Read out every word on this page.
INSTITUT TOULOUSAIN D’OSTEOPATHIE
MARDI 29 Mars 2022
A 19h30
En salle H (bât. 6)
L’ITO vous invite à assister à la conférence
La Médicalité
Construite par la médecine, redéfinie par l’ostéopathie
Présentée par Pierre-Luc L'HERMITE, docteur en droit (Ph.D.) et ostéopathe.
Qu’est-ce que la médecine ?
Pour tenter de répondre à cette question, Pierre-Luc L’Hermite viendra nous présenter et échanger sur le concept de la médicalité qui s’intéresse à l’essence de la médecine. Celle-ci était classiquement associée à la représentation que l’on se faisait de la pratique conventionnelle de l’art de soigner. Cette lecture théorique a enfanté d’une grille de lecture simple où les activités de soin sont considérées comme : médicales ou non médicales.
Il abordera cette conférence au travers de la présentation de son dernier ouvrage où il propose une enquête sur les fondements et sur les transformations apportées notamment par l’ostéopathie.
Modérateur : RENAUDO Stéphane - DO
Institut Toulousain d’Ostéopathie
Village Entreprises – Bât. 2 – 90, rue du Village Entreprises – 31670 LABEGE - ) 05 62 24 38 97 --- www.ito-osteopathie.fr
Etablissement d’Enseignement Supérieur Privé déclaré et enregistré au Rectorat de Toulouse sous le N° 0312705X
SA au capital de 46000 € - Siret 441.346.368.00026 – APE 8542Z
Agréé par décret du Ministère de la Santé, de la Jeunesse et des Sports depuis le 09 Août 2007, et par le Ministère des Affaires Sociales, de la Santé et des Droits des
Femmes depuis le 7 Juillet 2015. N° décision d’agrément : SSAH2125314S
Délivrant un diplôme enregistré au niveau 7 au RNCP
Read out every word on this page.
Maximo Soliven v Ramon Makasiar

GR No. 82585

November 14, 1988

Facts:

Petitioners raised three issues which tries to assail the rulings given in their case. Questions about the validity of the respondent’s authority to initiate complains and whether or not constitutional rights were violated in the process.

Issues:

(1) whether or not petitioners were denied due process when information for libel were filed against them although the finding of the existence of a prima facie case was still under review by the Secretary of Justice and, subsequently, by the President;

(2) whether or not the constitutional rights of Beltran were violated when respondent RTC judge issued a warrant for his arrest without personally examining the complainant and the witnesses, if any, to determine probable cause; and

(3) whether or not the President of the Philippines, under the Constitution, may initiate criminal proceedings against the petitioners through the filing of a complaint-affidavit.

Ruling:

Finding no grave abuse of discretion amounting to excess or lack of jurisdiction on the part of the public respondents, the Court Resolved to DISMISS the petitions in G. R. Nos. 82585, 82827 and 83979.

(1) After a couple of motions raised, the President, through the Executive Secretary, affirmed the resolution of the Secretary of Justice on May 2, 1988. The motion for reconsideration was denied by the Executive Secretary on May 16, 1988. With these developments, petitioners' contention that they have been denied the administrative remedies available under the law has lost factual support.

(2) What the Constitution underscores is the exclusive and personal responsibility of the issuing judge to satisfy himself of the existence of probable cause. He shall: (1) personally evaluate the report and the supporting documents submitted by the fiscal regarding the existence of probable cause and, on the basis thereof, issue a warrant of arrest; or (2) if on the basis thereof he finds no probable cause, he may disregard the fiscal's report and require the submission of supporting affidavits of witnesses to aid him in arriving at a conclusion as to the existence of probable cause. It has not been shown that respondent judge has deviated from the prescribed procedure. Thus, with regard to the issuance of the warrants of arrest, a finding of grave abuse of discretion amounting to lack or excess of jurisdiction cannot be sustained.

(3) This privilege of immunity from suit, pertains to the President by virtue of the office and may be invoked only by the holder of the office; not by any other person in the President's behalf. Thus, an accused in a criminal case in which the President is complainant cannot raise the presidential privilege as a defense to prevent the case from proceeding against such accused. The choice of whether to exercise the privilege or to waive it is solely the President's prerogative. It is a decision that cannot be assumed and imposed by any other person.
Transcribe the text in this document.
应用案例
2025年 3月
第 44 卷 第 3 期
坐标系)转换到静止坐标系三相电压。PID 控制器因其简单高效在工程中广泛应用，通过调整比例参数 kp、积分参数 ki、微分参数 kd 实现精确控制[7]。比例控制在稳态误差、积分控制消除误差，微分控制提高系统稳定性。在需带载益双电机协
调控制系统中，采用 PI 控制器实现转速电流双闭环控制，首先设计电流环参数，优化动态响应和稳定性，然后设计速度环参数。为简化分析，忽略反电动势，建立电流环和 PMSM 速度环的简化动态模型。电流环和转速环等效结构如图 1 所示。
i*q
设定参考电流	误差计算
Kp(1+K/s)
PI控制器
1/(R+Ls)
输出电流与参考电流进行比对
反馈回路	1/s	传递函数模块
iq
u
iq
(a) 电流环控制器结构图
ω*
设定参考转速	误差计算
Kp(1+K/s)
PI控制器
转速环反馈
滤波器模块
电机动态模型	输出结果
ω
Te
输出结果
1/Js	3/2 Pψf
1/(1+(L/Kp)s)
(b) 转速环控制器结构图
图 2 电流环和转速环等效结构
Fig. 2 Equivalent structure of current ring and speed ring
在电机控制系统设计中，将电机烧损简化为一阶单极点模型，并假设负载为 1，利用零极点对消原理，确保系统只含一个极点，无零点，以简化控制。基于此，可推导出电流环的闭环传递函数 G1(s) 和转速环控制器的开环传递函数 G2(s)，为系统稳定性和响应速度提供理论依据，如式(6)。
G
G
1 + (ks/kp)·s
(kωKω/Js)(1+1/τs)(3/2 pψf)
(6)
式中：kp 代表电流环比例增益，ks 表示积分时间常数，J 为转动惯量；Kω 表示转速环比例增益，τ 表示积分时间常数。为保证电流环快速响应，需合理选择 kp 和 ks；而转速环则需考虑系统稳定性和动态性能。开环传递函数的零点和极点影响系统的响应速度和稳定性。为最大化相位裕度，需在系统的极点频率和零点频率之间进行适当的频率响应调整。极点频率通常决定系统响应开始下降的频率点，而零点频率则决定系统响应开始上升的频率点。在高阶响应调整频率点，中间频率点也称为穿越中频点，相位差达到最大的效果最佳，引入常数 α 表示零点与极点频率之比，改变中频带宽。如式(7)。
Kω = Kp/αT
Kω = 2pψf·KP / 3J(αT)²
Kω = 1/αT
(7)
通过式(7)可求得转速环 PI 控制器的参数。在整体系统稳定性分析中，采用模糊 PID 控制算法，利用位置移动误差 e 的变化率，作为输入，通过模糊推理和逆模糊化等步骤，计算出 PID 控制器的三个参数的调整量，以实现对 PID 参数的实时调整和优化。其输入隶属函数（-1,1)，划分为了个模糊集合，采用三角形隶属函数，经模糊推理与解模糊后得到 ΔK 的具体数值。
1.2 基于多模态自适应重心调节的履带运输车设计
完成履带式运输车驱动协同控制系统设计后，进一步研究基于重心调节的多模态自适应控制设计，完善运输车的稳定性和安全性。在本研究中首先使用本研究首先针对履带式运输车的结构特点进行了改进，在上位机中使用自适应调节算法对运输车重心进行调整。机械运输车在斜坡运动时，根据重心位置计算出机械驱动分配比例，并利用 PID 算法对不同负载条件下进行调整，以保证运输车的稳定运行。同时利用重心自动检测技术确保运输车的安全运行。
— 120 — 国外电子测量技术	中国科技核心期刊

——————

[Task directions]: From the listing above, copy every line that holds the string "raised".

[Task result]:
Petitioners raised three issues which tries to assail the rulings given in their case. Questions about the validity of the respondent’s authority to initiate complains and whether or not constitutional rights were violated in the process.
(1) After a couple of motions raised, the President, through the Executive Secretary, affirmed the resolution of the Secretary of Justice on May 2, 1988. The motion for reconsideration was denied by the Executive Secretary on May 16, 1988. With these developments, petitioners' contention that they have been denied the administrative remedies available under the law has lost factual support.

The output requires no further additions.